(Records from a data source)
◆ ◆ ◆ ◆ ◆ ◆ ◆
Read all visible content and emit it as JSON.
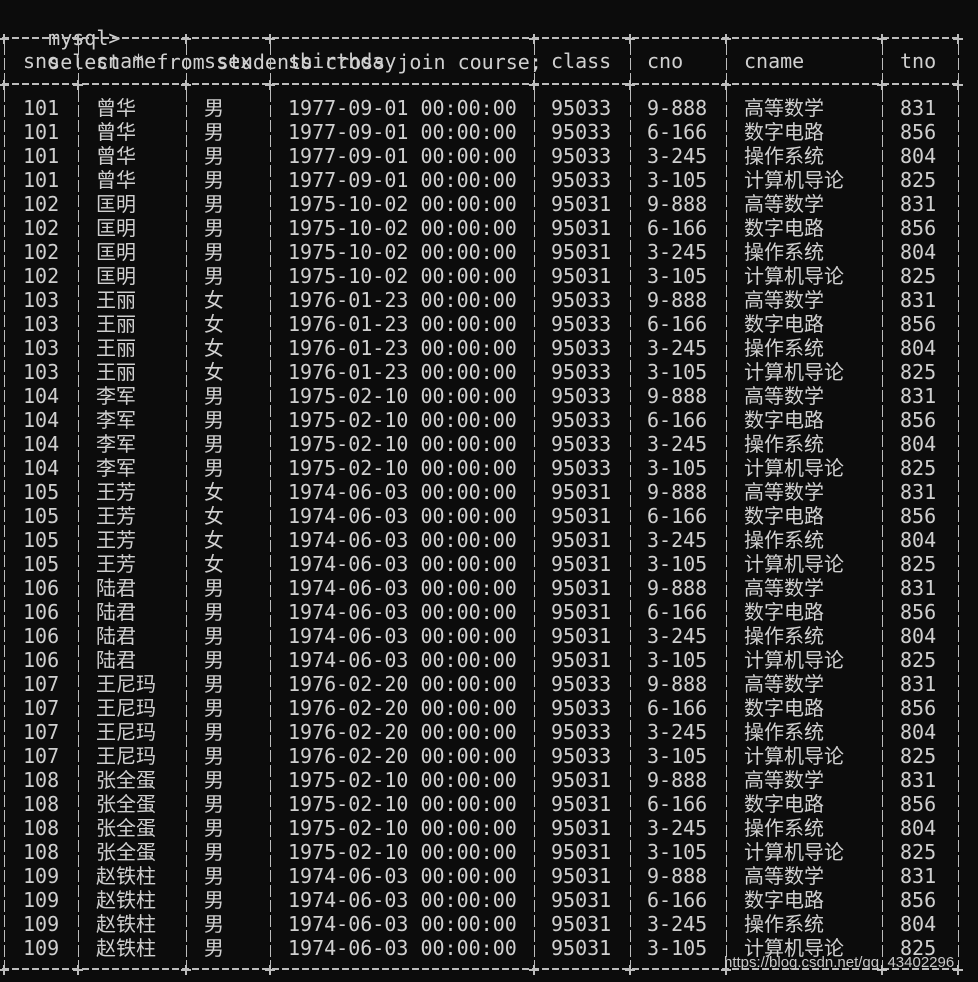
{
  "terminal": {
    "prompt": "mysql>",
    "command": "select * from students cross join course;"
  },
  "table": {
    "headers": [
      "sno",
      "sname",
      "ssex",
      "sbirthday",
      "class",
      "cno",
      "cname",
      "tno"
    ],
    "rows": [
      [
        "101",
        "曾华",
        "男",
        "1977-09-01 00:00:00",
        "95033",
        "9-888",
        "高等数学",
        "831"
      ],
      [
        "101",
        "曾华",
        "男",
        "1977-09-01 00:00:00",
        "95033",
        "6-166",
        "数字电路",
        "856"
      ],
      [
        "101",
        "曾华",
        "男",
        "1977-09-01 00:00:00",
        "95033",
        "3-245",
        "操作系统",
        "804"
      ],
      [
        "101",
        "曾华",
        "男",
        "1977-09-01 00:00:00",
        "95033",
        "3-105",
        "计算机导论",
        "825"
      ],
      [
        "102",
        "匡明",
        "男",
        "1975-10-02 00:00:00",
        "95031",
        "9-888",
        "高等数学",
        "831"
      ],
      [
        "102",
        "匡明",
        "男",
        "1975-10-02 00:00:00",
        "95031",
        "6-166",
        "数字电路",
        "856"
      ],
      [
        "102",
        "匡明",
        "男",
        "1975-10-02 00:00:00",
        "95031",
        "3-245",
        "操作系统",
        "804"
      ],
      [
        "102",
        "匡明",
        "男",
        "1975-10-02 00:00:00",
        "95031",
        "3-105",
        "计算机导论",
        "825"
      ],
      [
        "103",
        "王丽",
        "女",
        "1976-01-23 00:00:00",
        "95033",
        "9-888",
        "高等数学",
        "831"
      ],
      [
        "103",
        "王丽",
        "女",
        "1976-01-23 00:00:00",
        "95033",
        "6-166",
        "数字电路",
        "856"
      ],
      [
        "103",
        "王丽",
        "女",
        "1976-01-23 00:00:00",
        "95033",
        "3-245",
        "操作系统",
        "804"
      ],
      [
        "103",
        "王丽",
        "女",
        "1976-01-23 00:00:00",
        "95033",
        "3-105",
        "计算机导论",
        "825"
      ],
      [
        "104",
        "李军",
        "男",
        "1975-02-10 00:00:00",
        "95033",
        "9-888",
        "高等数学",
        "831"
      ],
      [
        "104",
        "李军",
        "男",
        "1975-02-10 00:00:00",
        "95033",
        "6-166",
        "数字电路",
        "856"
      ],
      [
        "104",
        "李军",
        "男",
        "1975-02-10 00:00:00",
        "95033",
        "3-245",
        "操作系统",
        "804"
      ],
      [
        "104",
        "李军",
        "男",
        "1975-02-10 00:00:00",
        "95033",
        "3-105",
        "计算机导论",
        "825"
      ],
      [
        "105",
        "王芳",
        "女",
        "1974-06-03 00:00:00",
        "95031",
        "9-888",
        "高等数学",
        "831"
      ],
      [
        "105",
        "王芳",
        "女",
        "1974-06-03 00:00:00",
        "95031",
        "6-166",
        "数字电路",
        "856"
      ],
      [
        "105",
        "王芳",
        "女",
        "1974-06-03 00:00:00",
        "95031",
        "3-245",
        "操作系统",
        "804"
      ],
      [
        "105",
        "王芳",
        "女",
        "1974-06-03 00:00:00",
        "95031",
        "3-105",
        "计算机导论",
        "825"
      ],
      [
        "106",
        "陆君",
        "男",
        "1974-06-03 00:00:00",
        "95031",
        "9-888",
        "高等数学",
        "831"
      ],
      [
        "106",
        "陆君",
        "男",
        "1974-06-03 00:00:00",
        "95031",
        "6-166",
        "数字电路",
        "856"
      ],
      [
        "106",
        "陆君",
        "男",
        "1974-06-03 00:00:00",
        "95031",
        "3-245",
        "操作系统",
        "804"
      ],
      [
        "106",
        "陆君",
        "男",
        "1974-06-03 00:00:00",
        "95031",
        "3-105",
        "计算机导论",
        "825"
      ],
      [
        "107",
        "王尼玛",
        "男",
        "1976-02-20 00:00:00",
        "95033",
        "9-888",
        "高等数学",
        "831"
      ],
      [
        "107",
        "王尼玛",
        "男",
        "1976-02-20 00:00:00",
        "95033",
        "6-166",
        "数字电路",
        "856"
      ],
      [
        "107",
        "王尼玛",
        "男",
        "1976-02-20 00:00:00",
        "95033",
        "3-245",
        "操作系统",
        "804"
      ],
      [
        "107",
        "王尼玛",
        "男",
        "1976-02-20 00:00:00",
        "95033",
        "3-105",
        "计算机导论",
        "825"
      ],
      [
        "108",
        "张全蛋",
        "男",
        "1975-02-10 00:00:00",
        "95031",
        "9-888",
        "高等数学",
        "831"
      ],
      [
        "108",
        "张全蛋",
        "男",
        "1975-02-10 00:00:00",
        "95031",
        "6-166",
        "数字电路",
        "856"
      ],
      [
        "108",
        "张全蛋",
        "男",
        "1975-02-10 00:00:00",
        "95031",
        "3-245",
        "操作系统",
        "804"
      ],
      [
        "108",
        "张全蛋",
        "男",
        "1975-02-10 00:00:00",
        "95031",
        "3-105",
        "计算机导论",
        "825"
      ],
      [
        "109",
        "赵铁柱",
        "男",
        "1974-06-03 00:00:00",
        "95031",
        "9-888",
        "高等数学",
        "831"
      ],
      [
        "109",
        "赵铁柱",
        "男",
        "1974-06-03 00:00:00",
        "95031",
        "6-166",
        "数字电路",
        "856"
      ],
      [
        "109",
        "赵铁柱",
        "男",
        "1974-06-03 00:00:00",
        "95031",
        "3-245",
        "操作系统",
        "804"
      ],
      [
        "109",
        "赵铁柱",
        "男",
        "1974-06-03 00:00:00",
        "95031",
        "3-105",
        "计算机导论",
        "825"
      ]
    ]
  },
  "watermark": "https://blog.csdn.net/qq_43402296",
  "colors": {
    "background": "#0c0c0c",
    "text": "#cccccc",
    "border": "#bdbdbd"
  }
}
◆ ◆ ◆ ◆ ◆ ◆ ◆
Problem requirements —
Output the data exactly. Pictures don't belong in the result.

Task response —
Read all visible content and emit it as JSON.
{
  "terminal": {
    "prompt": "mysql>",
    "command": "select * from students cross join course;"
  },
  "table": {
    "headers": [
      "sno",
      "sname",
      "ssex",
      "sbirthday",
      "class",
      "cno",
      "cname",
      "tno"
    ],
    "rows": [
      [
        "101",
        "曾华",
        "男",
        "1977-09-01 00:00:00",
        "95033",
        "9-888",
        "高等数学",
        "831"
      ],
      [
        "101",
        "曾华",
        "男",
        "1977-09-01 00:00:00",
        "95033",
        "6-166",
        "数字电路",
        "856"
      ],
      [
        "101",
        "曾华",
        "男",
        "1977-09-01 00:00:00",
        "95033",
        "3-245",
        "操作系统",
        "804"
      ],
      [
        "101",
        "曾华",
        "男",
        "1977-09-01 00:00:00",
        "95033",
        "3-105",
        "计算机导论",
        "825"
      ],
      [
        "102",
        "匡明",
        "男",
        "1975-10-02 00:00:00",
        "95031",
        "9-888",
        "高等数学",
        "831"
      ],
      [
        "102",
        "匡明",
        "男",
        "1975-10-02 00:00:00",
        "95031",
        "6-166",
        "数字电路",
        "856"
      ],
      [
        "102",
        "匡明",
        "男",
        "1975-10-02 00:00:00",
        "95031",
        "3-245",
        "操作系统",
        "804"
      ],
      [
        "102",
        "匡明",
        "男",
        "1975-10-02 00:00:00",
        "95031",
        "3-105",
        "计算机导论",
        "825"
      ],
      [
        "103",
        "王丽",
        "女",
        "1976-01-23 00:00:00",
        "95033",
        "9-888",
        "高等数学",
        "831"
      ],
      [
        "103",
        "王丽",
        "女",
        "1976-01-23 00:00:00",
        "95033",
        "6-166",
        "数字电路",
        "856"
      ],
      [
        "103",
        "王丽",
        "女",
        "1976-01-23 00:00:00",
        "95033",
        "3-245",
        "操作系统",
        "804"
      ],
      [
        "103",
        "王丽",
        "女",
        "1976-01-23 00:00:00",
        "95033",
        "3-105",
        "计算机导论",
        "825"
      ],
      [
        "104",
        "李军",
        "男",
        "1975-02-10 00:00:00",
        "95033",
        "9-888",
        "高等数学",
        "831"
      ],
      [
        "104",
        "李军",
        "男",
        "1975-02-10 00:00:00",
        "95033",
        "6-166",
        "数字电路",
        "856"
      ],
      [
        "104",
        "李军",
        "男",
        "1975-02-10 00:00:00",
        "95033",
        "3-245",
        "操作系统",
        "804"
      ],
      [
        "104",
        "李军",
        "男",
        "1975-02-10 00:00:00",
        "95033",
        "3-105",
        "计算机导论",
        "825"
      ],
      [
        "105",
        "王芳",
        "女",
        "1974-06-03 00:00:00",
        "95031",
        "9-888",
        "高等数学",
        "831"
      ],
      [
        "105",
        "王芳",
        "女",
        "1974-06-03 00:00:00",
        "95031",
        "6-166",
        "数字电路",
        "856"
      ],
      [
        "105",
        "王芳",
        "女",
        "1974-06-03 00:00:00",
        "95031",
        "3-245",
        "操作系统",
        "804"
      ],
      [
        "105",
        "王芳",
        "女",
        "1974-06-03 00:00:00",
        "95031",
        "3-105",
        "计算机导论",
        "825"
      ],
      [
        "106",
        "陆君",
        "男",
        "1974-06-03 00:00:00",
        "95031",
        "9-888",
        "高等数学",
        "831"
      ],
      [
        "106",
        "陆君",
        "男",
        "1974-06-03 00:00:00",
        "95031",
        "6-166",
        "数字电路",
        "856"
      ],
      [
        "106",
        "陆君",
        "男",
        "1974-06-03 00:00:00",
        "95031",
        "3-245",
        "操作系统",
        "804"
      ],
      [
        "106",
        "陆君",
        "男",
        "1974-06-03 00:00:00",
        "95031",
        "3-105",
        "计算机导论",
        "825"
      ],
      [
        "107",
        "王尼玛",
        "男",
        "1976-02-20 00:00:00",
        "95033",
        "9-888",
        "高等数学",
        "831"
      ],
      [
        "107",
        "王尼玛",
        "男",
        "1976-02-20 00:00:00",
        "95033",
        "6-166",
        "数字电路",
        "856"
      ],
      [
        "107",
        "王尼玛",
        "男",
        "1976-02-20 00:00:00",
        "95033",
        "3-245",
        "操作系统",
        "804"
      ],
      [
        "107",
        "王尼玛",
        "男",
        "1976-02-20 00:00:00",
        "95033",
        "3-105",
        "计算机导论",
        "825"
      ],
      [
        "108",
        "张全蛋",
        "男",
        "1975-02-10 00:00:00",
        "95031",
        "9-888",
        "高等数学",
        "831"
      ],
      [
        "108",
        "张全蛋",
        "男",
        "1975-02-10 00:00:00",
        "95031",
        "6-166",
        "数字电路",
        "856"
      ],
      [
        "108",
        "张全蛋",
        "男",
        "1975-02-10 00:00:00",
        "95031",
        "3-245",
        "操作系统",
        "804"
      ],
      [
        "108",
        "张全蛋",
        "男",
        "1975-02-10 00:00:00",
        "95031",
        "3-105",
        "计算机导论",
        "825"
      ],
      [
        "109",
        "赵铁柱",
        "男",
        "1974-06-03 00:00:00",
        "95031",
        "9-888",
        "高等数学",
        "831"
      ],
      [
        "109",
        "赵铁柱",
        "男",
        "1974-06-03 00:00:00",
        "95031",
        "6-166",
        "数字电路",
        "856"
      ],
      [
        "109",
        "赵铁柱",
        "男",
        "1974-06-03 00:00:00",
        "95031",
        "3-245",
        "操作系统",
        "804"
      ],
      [
        "109",
        "赵铁柱",
        "男",
        "1974-06-03 00:00:00",
        "95031",
        "3-105",
        "计算机导论",
        "825"
      ]
    ]
  },
  "watermark": "https://blog.csdn.net/qq_43402296",
  "colors": {
    "background": "#0c0c0c",
    "text": "#cccccc",
    "border": "#bdbdbd"
  }
}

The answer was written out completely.